• _Problem to work on_: Reproduce the whole listing below word for word, leaving out the picture.

• _Source data_:
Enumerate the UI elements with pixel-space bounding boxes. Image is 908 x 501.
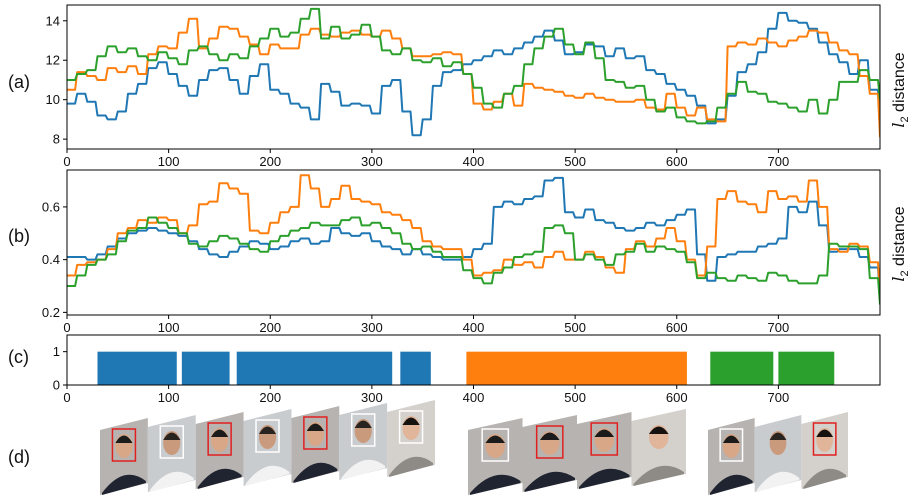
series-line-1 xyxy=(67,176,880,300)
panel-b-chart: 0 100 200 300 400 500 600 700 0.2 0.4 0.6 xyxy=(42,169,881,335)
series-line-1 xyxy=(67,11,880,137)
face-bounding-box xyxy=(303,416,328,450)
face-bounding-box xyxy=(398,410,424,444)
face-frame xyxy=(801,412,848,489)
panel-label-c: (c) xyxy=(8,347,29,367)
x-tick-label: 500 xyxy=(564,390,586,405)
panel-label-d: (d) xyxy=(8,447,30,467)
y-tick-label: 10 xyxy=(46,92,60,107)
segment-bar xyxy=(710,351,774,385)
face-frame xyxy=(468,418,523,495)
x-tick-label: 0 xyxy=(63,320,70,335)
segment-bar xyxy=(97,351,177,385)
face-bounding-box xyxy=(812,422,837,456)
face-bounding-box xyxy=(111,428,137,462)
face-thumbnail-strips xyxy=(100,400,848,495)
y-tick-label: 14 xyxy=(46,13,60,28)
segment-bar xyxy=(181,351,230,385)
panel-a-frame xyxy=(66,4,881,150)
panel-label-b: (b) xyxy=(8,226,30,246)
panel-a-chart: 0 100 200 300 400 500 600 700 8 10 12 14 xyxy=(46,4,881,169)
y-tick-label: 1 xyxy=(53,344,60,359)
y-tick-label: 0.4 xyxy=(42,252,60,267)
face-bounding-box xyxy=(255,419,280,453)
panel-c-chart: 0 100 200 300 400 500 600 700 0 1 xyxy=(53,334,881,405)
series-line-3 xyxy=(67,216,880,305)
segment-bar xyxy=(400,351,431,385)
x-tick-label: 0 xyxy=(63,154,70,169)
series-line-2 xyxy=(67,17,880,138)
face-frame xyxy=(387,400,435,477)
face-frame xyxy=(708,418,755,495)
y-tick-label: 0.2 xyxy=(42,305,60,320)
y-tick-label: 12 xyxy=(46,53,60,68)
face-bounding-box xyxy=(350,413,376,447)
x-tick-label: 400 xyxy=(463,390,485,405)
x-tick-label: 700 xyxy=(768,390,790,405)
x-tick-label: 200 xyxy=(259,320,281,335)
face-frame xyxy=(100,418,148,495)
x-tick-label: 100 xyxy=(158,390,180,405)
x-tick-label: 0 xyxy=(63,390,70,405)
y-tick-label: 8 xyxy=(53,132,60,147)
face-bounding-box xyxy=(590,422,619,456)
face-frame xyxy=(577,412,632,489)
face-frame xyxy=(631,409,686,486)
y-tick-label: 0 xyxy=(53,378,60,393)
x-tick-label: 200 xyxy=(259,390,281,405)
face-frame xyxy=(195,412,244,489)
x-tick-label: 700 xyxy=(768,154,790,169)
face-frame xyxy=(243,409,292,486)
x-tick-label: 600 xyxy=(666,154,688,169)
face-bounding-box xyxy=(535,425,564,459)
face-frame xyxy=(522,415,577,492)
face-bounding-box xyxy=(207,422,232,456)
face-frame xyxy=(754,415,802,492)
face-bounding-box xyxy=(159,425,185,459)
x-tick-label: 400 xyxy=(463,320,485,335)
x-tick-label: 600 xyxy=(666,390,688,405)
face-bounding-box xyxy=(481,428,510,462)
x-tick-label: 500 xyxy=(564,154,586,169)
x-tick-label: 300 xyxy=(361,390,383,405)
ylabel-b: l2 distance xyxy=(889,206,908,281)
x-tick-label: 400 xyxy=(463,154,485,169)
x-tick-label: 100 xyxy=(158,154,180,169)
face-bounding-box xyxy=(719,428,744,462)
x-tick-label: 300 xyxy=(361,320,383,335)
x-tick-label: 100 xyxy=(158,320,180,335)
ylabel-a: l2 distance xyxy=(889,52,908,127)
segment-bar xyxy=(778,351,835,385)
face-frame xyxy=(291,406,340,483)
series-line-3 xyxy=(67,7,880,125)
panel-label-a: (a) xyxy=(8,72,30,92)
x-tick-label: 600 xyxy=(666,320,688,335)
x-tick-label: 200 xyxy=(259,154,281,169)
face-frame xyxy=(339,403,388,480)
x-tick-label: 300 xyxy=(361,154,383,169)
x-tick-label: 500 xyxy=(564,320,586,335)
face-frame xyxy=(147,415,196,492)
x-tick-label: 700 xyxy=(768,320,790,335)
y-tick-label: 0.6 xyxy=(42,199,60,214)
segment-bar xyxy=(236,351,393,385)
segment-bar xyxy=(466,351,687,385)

• _Solution to the problem_:
Enumerate the UI elements with pixel-space bounding boxes. Image is 908 x 501.
series-line-1 xyxy=(67,176,880,300)
panel-b-chart: 0 100 200 300 400 500 600 700 0.2 0.4 0.6 xyxy=(42,169,881,335)
series-line-1 xyxy=(67,11,880,137)
face-bounding-box xyxy=(303,416,328,450)
face-bounding-box xyxy=(398,410,424,444)
face-frame xyxy=(801,412,848,489)
panel-label-c: (c) xyxy=(8,347,29,367)
x-tick-label: 500 xyxy=(564,390,586,405)
panel-label-d: (d) xyxy=(8,447,30,467)
y-tick-label: 10 xyxy=(46,92,60,107)
segment-bar xyxy=(710,351,774,385)
face-frame xyxy=(468,418,523,495)
x-tick-label: 0 xyxy=(63,320,70,335)
segment-bar xyxy=(97,351,177,385)
face-bounding-box xyxy=(812,422,837,456)
face-bounding-box xyxy=(111,428,137,462)
face-thumbnail-strips xyxy=(100,400,848,495)
y-tick-label: 14 xyxy=(46,13,60,28)
segment-bar xyxy=(181,351,230,385)
panel-a-frame xyxy=(66,4,881,150)
panel-label-b: (b) xyxy=(8,226,30,246)
panel-a-chart: 0 100 200 300 400 500 600 700 8 10 12 14 xyxy=(46,4,881,169)
y-tick-label: 1 xyxy=(53,344,60,359)
y-tick-label: 0.4 xyxy=(42,252,60,267)
face-bounding-box xyxy=(255,419,280,453)
panel-c-chart: 0 100 200 300 400 500 600 700 0 1 xyxy=(53,334,881,405)
series-line-3 xyxy=(67,216,880,305)
segment-bar xyxy=(400,351,431,385)
x-tick-label: 0 xyxy=(63,154,70,169)
series-line-2 xyxy=(67,17,880,138)
face-frame xyxy=(387,400,435,477)
face-frame xyxy=(708,418,755,495)
y-tick-label: 0.2 xyxy=(42,305,60,320)
y-tick-label: 12 xyxy=(46,53,60,68)
face-bounding-box xyxy=(350,413,376,447)
x-tick-label: 400 xyxy=(463,390,485,405)
x-tick-label: 700 xyxy=(768,390,790,405)
x-tick-label: 200 xyxy=(259,320,281,335)
face-frame xyxy=(100,418,148,495)
x-tick-label: 100 xyxy=(158,390,180,405)
x-tick-label: 0 xyxy=(63,390,70,405)
y-tick-label: 8 xyxy=(53,132,60,147)
face-bounding-box xyxy=(590,422,619,456)
face-frame xyxy=(577,412,632,489)
face-frame xyxy=(631,409,686,486)
y-tick-label: 0 xyxy=(53,378,60,393)
x-tick-label: 200 xyxy=(259,390,281,405)
face-frame xyxy=(195,412,244,489)
x-tick-label: 700 xyxy=(768,154,790,169)
face-frame xyxy=(243,409,292,486)
x-tick-label: 600 xyxy=(666,154,688,169)
face-bounding-box xyxy=(535,425,564,459)
face-frame xyxy=(522,415,577,492)
face-bounding-box xyxy=(207,422,232,456)
face-frame xyxy=(754,415,802,492)
face-bounding-box xyxy=(159,425,185,459)
x-tick-label: 400 xyxy=(463,320,485,335)
x-tick-label: 600 xyxy=(666,390,688,405)
face-bounding-box xyxy=(481,428,510,462)
x-tick-label: 500 xyxy=(564,154,586,169)
x-tick-label: 300 xyxy=(361,390,383,405)
ylabel-b: l2 distance xyxy=(889,206,908,281)
x-tick-label: 400 xyxy=(463,154,485,169)
x-tick-label: 100 xyxy=(158,154,180,169)
face-bounding-box xyxy=(719,428,744,462)
x-tick-label: 300 xyxy=(361,320,383,335)
x-tick-label: 100 xyxy=(158,320,180,335)
ylabel-a: l2 distance xyxy=(889,52,908,127)
segment-bar xyxy=(778,351,835,385)
face-frame xyxy=(291,406,340,483)
series-line-3 xyxy=(67,7,880,125)
panel-label-a: (a) xyxy=(8,72,30,92)
x-tick-label: 600 xyxy=(666,320,688,335)
x-tick-label: 200 xyxy=(259,154,281,169)
face-frame xyxy=(339,403,388,480)
x-tick-label: 300 xyxy=(361,154,383,169)
x-tick-label: 500 xyxy=(564,320,586,335)
face-frame xyxy=(147,415,196,492)
x-tick-label: 700 xyxy=(768,320,790,335)
y-tick-label: 0.6 xyxy=(42,199,60,214)
segment-bar xyxy=(236,351,393,385)
segment-bar xyxy=(466,351,687,385)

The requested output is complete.